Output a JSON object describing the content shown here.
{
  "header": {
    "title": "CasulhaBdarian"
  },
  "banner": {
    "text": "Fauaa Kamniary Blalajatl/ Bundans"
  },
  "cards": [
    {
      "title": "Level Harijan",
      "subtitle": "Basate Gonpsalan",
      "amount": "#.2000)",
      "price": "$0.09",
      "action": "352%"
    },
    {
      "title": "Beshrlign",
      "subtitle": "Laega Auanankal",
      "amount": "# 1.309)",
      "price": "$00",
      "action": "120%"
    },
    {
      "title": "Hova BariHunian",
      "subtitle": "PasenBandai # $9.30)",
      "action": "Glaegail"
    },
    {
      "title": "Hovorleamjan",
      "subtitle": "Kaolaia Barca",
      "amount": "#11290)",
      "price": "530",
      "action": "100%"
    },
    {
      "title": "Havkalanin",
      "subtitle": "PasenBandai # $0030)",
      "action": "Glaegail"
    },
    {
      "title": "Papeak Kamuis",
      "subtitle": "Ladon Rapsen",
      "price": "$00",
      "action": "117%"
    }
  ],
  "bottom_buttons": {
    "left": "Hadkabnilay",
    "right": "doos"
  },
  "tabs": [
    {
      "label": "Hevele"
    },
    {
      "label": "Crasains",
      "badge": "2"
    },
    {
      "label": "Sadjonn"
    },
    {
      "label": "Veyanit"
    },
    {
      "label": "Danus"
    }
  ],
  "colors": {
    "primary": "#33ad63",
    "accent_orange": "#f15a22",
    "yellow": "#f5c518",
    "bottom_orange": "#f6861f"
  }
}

### Short exercise
Reproduce the data shown above exactly.

### Result below
Output a JSON object describing the content shown here.
{
  "header": {
    "title": "CasulhaBdarian"
  },
  "banner": {
    "text": "Fauaa Kamniary Blalajatl/ Bundans"
  },
  "cards": [
    {
      "title": "Level Harijan",
      "subtitle": "Basate Gonpsalan",
      "amount": "#.2000)",
      "price": "$0.09",
      "action": "352%"
    },
    {
      "title": "Beshrlign",
      "subtitle": "Laega Auanankal",
      "amount": "# 1.309)",
      "price": "$00",
      "action": "120%"
    },
    {
      "title": "Hova BariHunian",
      "subtitle": "PasenBandai # $9.30)",
      "action": "Glaegail"
    },
    {
      "title": "Hovorleamjan",
      "subtitle": "Kaolaia Barca",
      "amount": "#11290)",
      "price": "530",
      "action": "100%"
    },
    {
      "title": "Havkalanin",
      "subtitle": "PasenBandai # $0030)",
      "action": "Glaegail"
    },
    {
      "title": "Papeak Kamuis",
      "subtitle": "Ladon Rapsen",
      "price": "$00",
      "action": "117%"
    }
  ],
  "bottom_buttons": {
    "left": "Hadkabnilay",
    "right": "doos"
  },
  "tabs": [
    {
      "label": "Hevele"
    },
    {
      "label": "Crasains",
      "badge": "2"
    },
    {
      "label": "Sadjonn"
    },
    {
      "label": "Veyanit"
    },
    {
      "label": "Danus"
    }
  ],
  "colors": {
    "primary": "#33ad63",
    "accent_orange": "#f15a22",
    "yellow": "#f5c518",
    "bottom_orange": "#f6861f"
  }
}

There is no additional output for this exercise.